→ **Entries from a visual dataset**:
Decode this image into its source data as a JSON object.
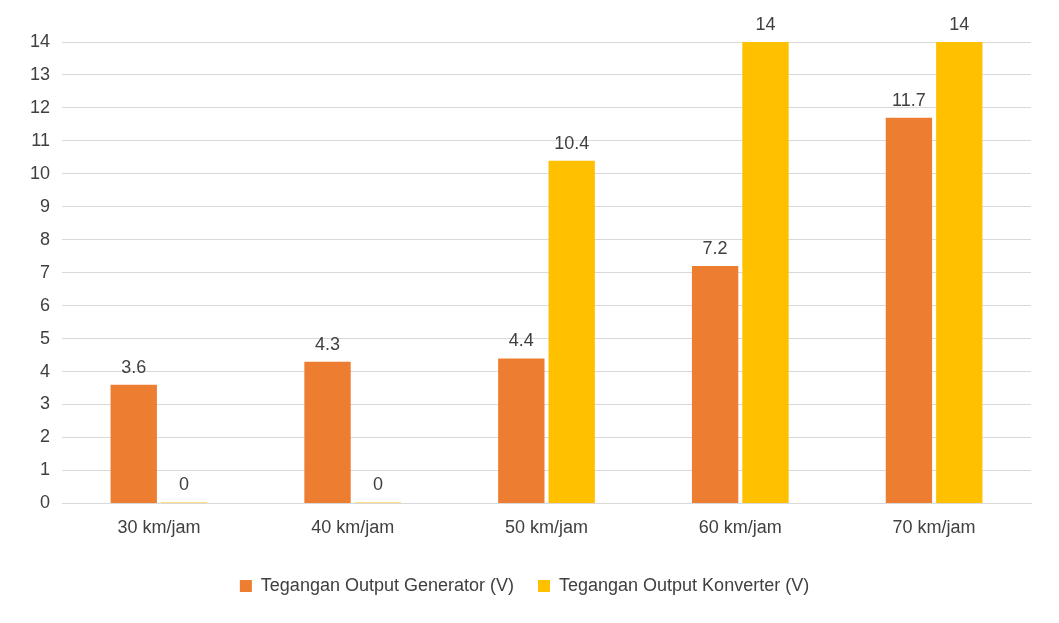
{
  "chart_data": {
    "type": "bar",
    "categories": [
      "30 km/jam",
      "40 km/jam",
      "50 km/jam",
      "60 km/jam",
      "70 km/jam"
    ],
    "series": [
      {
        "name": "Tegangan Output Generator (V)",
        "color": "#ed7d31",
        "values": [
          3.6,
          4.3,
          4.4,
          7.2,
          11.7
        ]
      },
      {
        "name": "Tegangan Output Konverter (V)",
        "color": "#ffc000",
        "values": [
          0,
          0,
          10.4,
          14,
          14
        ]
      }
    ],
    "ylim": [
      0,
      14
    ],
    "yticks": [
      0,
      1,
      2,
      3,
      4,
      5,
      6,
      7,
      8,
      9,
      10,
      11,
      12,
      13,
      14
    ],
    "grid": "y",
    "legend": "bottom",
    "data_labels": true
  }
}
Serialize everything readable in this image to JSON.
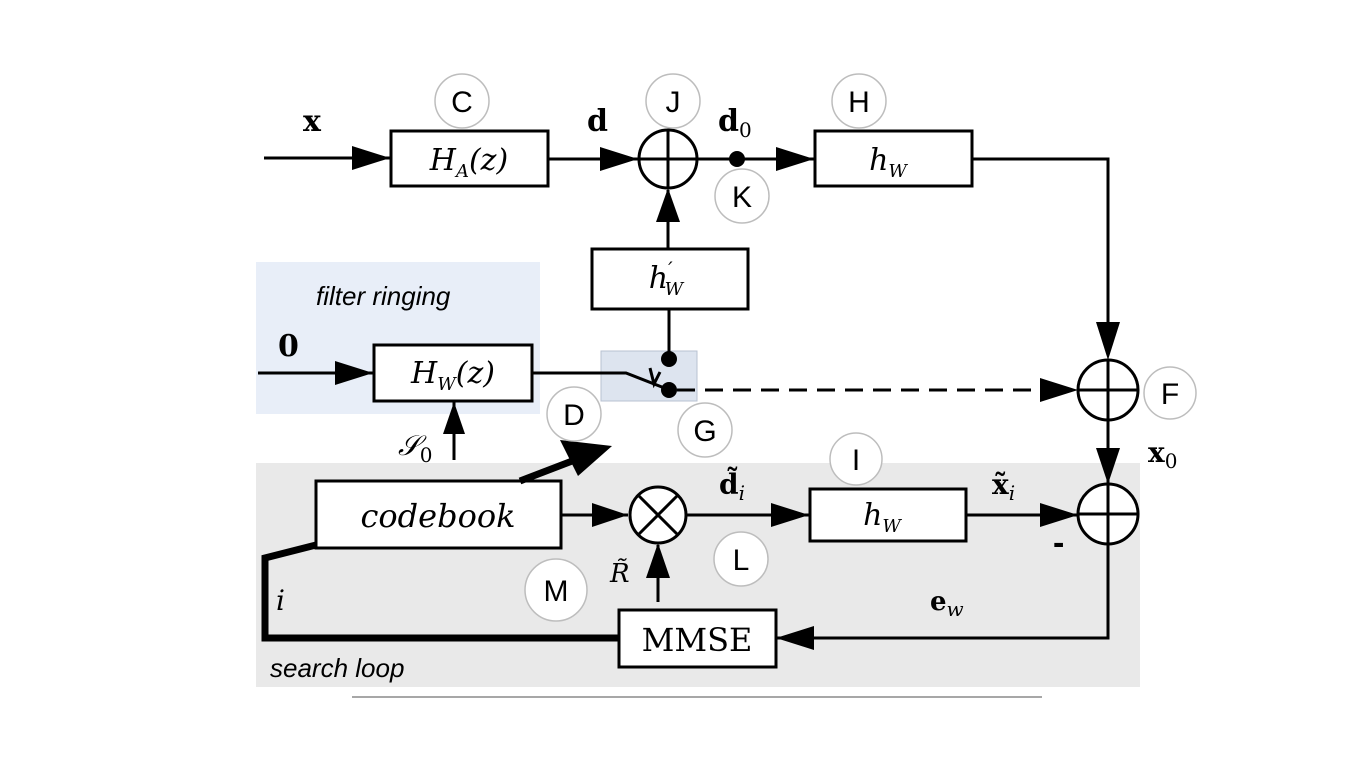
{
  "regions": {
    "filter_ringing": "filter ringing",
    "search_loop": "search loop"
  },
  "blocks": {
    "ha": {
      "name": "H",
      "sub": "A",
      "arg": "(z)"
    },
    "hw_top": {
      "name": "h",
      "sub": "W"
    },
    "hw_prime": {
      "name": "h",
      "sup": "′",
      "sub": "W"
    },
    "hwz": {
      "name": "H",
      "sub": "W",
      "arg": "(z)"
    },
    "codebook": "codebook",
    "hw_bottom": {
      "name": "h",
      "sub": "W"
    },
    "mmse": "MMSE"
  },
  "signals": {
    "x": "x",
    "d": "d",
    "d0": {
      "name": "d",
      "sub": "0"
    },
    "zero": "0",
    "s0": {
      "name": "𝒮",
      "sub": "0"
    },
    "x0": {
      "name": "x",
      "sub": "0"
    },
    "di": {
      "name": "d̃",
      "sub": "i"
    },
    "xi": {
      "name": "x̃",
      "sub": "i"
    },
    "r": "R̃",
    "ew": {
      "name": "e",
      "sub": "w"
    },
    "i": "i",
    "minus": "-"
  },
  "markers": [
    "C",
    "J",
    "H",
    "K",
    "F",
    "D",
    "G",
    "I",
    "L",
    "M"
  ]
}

→ **YOUR INSTRUCTIONS**: Restate the records word for word, omitting images.

→ **TASK SOLUTION**:
Decode this image into its source data as a JSON object.
{
  "chart_data": {
    "type": "bar",
    "categories": [
      "30 km/jam",
      "40 km/jam",
      "50 km/jam",
      "60 km/jam",
      "70 km/jam"
    ],
    "series": [
      {
        "name": "Tegangan Output Generator (V)",
        "color": "#ed7d31",
        "values": [
          3.6,
          4.3,
          4.4,
          7.2,
          11.7
        ]
      },
      {
        "name": "Tegangan Output Konverter (V)",
        "color": "#ffc000",
        "values": [
          0,
          0,
          10.4,
          14,
          14
        ]
      }
    ],
    "ylim": [
      0,
      14
    ],
    "yticks": [
      0,
      1,
      2,
      3,
      4,
      5,
      6,
      7,
      8,
      9,
      10,
      11,
      12,
      13,
      14
    ],
    "grid": "y",
    "legend": "bottom",
    "data_labels": true
  }
}
Serialize everything readable in this image to JSON.
{
  "regions": {
    "filter_ringing": "filter ringing",
    "search_loop": "search loop"
  },
  "blocks": {
    "ha": {
      "name": "H",
      "sub": "A",
      "arg": "(z)"
    },
    "hw_top": {
      "name": "h",
      "sub": "W"
    },
    "hw_prime": {
      "name": "h",
      "sup": "′",
      "sub": "W"
    },
    "hwz": {
      "name": "H",
      "sub": "W",
      "arg": "(z)"
    },
    "codebook": "codebook",
    "hw_bottom": {
      "name": "h",
      "sub": "W"
    },
    "mmse": "MMSE"
  },
  "signals": {
    "x": "x",
    "d": "d",
    "d0": {
      "name": "d",
      "sub": "0"
    },
    "zero": "0",
    "s0": {
      "name": "𝒮",
      "sub": "0"
    },
    "x0": {
      "name": "x",
      "sub": "0"
    },
    "di": {
      "name": "d̃",
      "sub": "i"
    },
    "xi": {
      "name": "x̃",
      "sub": "i"
    },
    "r": "R̃",
    "ew": {
      "name": "e",
      "sub": "w"
    },
    "i": "i",
    "minus": "-"
  },
  "markers": [
    "C",
    "J",
    "H",
    "K",
    "F",
    "D",
    "G",
    "I",
    "L",
    "M"
  ]
}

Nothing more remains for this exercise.